Document extract:
===


"The reason school aged children under 14yo are so hugely represented as a population trying to access the NDIS, is because school and school years are where a major focus is on early intervention and support. Why then do we have a scheme that funds and works outside of the school setting trying to do the heavy lifting in terms of intervention?

“Many of the services accessed and funded by the NDIS are services delivered traditionally by schools and Medicare funded professionals. Why not resource them better instead of doubling up and taking the most expensive option as our default?

"If we consider regional areas also, NDIS isn't a solution as the major focus. Many regional communities have few service provider options to start with, let alone professionals for early intervention.

"Around 10% of NDIS participants are aged 6yo and under and a little less for 7yo - 18yo's. Autism makes up the primary diagnosis for most people accessing NDIS but most funding goes to those with physical support needs. Some of the last numbers from the Australian Bureau of Statistics suggested 9.5% of males and 5.7% of females 0-14yo have a disability.

===

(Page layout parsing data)
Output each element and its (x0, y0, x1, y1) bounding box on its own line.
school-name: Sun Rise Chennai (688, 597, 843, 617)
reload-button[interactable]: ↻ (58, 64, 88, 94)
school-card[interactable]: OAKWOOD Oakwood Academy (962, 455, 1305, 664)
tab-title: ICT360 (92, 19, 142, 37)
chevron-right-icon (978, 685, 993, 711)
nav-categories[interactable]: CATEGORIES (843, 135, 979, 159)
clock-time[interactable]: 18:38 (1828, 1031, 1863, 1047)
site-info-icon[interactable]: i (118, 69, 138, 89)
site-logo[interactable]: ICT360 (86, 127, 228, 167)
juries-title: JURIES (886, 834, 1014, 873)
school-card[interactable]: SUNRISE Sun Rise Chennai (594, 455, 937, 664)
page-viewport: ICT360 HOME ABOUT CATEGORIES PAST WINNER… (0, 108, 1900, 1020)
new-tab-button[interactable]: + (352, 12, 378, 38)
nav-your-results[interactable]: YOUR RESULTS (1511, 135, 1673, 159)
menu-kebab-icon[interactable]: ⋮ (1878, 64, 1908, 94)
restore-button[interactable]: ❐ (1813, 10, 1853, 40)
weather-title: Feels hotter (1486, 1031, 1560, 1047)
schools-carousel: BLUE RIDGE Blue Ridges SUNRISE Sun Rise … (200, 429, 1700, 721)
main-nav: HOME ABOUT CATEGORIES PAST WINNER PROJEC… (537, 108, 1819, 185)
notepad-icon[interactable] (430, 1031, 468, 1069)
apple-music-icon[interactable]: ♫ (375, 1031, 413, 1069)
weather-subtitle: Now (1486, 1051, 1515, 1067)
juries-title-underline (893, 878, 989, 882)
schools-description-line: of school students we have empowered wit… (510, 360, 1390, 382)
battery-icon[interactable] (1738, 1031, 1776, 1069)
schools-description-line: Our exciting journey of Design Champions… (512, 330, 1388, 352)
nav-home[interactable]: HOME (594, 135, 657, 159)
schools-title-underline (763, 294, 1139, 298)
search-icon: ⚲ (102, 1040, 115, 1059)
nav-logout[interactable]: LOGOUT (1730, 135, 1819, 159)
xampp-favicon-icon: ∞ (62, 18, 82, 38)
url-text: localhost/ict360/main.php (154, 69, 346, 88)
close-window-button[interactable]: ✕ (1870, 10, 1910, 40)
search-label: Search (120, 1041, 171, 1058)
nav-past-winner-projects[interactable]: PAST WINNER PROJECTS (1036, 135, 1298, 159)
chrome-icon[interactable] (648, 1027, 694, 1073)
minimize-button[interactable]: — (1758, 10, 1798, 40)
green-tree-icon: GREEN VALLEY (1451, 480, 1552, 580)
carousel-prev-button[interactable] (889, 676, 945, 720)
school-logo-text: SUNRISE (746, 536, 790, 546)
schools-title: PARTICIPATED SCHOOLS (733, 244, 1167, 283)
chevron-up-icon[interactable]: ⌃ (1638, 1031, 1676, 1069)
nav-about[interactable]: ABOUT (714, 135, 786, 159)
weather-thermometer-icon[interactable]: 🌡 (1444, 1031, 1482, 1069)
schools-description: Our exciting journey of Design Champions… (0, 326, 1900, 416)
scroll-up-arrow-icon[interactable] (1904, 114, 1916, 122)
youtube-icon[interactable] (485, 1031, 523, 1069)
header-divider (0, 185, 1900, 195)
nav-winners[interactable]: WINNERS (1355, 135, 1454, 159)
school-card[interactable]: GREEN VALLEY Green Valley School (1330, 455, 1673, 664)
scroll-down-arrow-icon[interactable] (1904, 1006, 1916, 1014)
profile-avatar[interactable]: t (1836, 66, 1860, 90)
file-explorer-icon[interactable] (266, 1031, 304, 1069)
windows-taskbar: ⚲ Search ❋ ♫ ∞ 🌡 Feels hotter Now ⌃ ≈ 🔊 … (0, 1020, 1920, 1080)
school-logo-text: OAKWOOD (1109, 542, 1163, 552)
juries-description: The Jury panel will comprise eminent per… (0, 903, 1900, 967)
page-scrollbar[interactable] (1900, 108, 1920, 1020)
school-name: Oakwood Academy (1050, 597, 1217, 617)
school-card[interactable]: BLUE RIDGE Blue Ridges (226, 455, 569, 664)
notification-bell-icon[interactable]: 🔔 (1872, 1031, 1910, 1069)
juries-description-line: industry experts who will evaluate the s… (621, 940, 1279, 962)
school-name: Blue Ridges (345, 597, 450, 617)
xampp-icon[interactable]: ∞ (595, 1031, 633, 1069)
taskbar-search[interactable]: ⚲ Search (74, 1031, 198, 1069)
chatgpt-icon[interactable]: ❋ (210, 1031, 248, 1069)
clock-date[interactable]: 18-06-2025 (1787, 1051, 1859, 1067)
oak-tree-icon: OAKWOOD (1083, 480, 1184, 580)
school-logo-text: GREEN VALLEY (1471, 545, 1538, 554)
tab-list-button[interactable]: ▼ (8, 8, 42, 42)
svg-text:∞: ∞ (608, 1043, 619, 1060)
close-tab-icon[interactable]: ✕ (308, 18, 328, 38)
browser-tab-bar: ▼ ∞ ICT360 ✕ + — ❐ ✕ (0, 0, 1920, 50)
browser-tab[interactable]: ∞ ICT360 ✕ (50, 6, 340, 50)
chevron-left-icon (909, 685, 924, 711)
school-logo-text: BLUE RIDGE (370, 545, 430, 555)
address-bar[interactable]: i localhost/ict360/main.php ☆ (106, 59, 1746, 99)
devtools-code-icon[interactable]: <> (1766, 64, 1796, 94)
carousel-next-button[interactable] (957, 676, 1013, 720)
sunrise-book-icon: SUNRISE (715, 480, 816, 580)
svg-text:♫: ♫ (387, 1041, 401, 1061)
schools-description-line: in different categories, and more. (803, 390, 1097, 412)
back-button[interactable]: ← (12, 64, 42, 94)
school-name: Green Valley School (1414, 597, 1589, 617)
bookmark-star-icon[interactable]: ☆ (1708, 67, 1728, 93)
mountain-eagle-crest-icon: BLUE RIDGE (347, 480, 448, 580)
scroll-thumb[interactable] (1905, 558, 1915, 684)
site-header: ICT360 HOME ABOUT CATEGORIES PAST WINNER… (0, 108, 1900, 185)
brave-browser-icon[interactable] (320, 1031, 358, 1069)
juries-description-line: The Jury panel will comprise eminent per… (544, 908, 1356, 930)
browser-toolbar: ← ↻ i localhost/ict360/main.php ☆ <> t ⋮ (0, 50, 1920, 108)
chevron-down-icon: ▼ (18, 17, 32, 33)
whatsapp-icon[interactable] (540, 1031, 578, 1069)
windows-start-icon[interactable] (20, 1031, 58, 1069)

===

Exercise tasks:
1 - According to the commentary on the NDIS and school-aged children, why are children under 14 so heavily represented among those trying to access the NDIS? Answer in one to three sentences.
2 - Answer these questions from the commentary on the NDIS and school-aged children:
(a) What share of NDIS participants are aged 6 and under?
(b) What is the primary diagnosis for most people accessing the NDIS?
(c) What percentage of females aged 0–14 have a disability, according to the Australian Bureau of Statistics figures cited?
3 - Continue the commentary on the NDIS and school-aged children from its last sentence.

Solved problems:
1 - The text says they are so heavily represented because school and the school years are where a major focus is placed on early intervention and support.

2 -
(a) Around 10%.
(b) Autism.
(c) 5.7%.

3 -
“NDIS and individually funded early interventions, therapy and capacity building for young people is the most expensive way to go about it. That is only one way to do it but it has become the default and focus. This is why the cost is so scary.

“Individually funding a child to go out and access separate service options, as often their only option, does little to support the school setting, teachers and the community.

“If we use the NDIS and ABS statistics, let's look at a practical extreme example. If I had a school of 500 students with 12% accessing NDIS, let's say each child is funded between $5000 and $30 000 a year through NDIS to access services outside of school. That's potentially 60 children with a budget of between $300 000 to over a million collectively in spending from the NDIS outside of the school setting. We then see those young people spend each day at school so the Education Department then has to spend their own funds to support these young people in the school setting on top of the NDIS spending. Instead of this double up it would be a fraction of the cost to employ full time professions in each school where school aged children are spending their time.

“Schools and teaching staff are in desperate need of practical support so an over emphasis on a federal scheme that doesn't fund support in educational settings and doesn't boost state education resources is plain odd in practical terms.

“With over 1 billion dollars a year in some states already being spent by State Education Departments to support children with disabilities, why do we see so many parents running and grabbing onto NDIS as a lifeboat to address unmet need?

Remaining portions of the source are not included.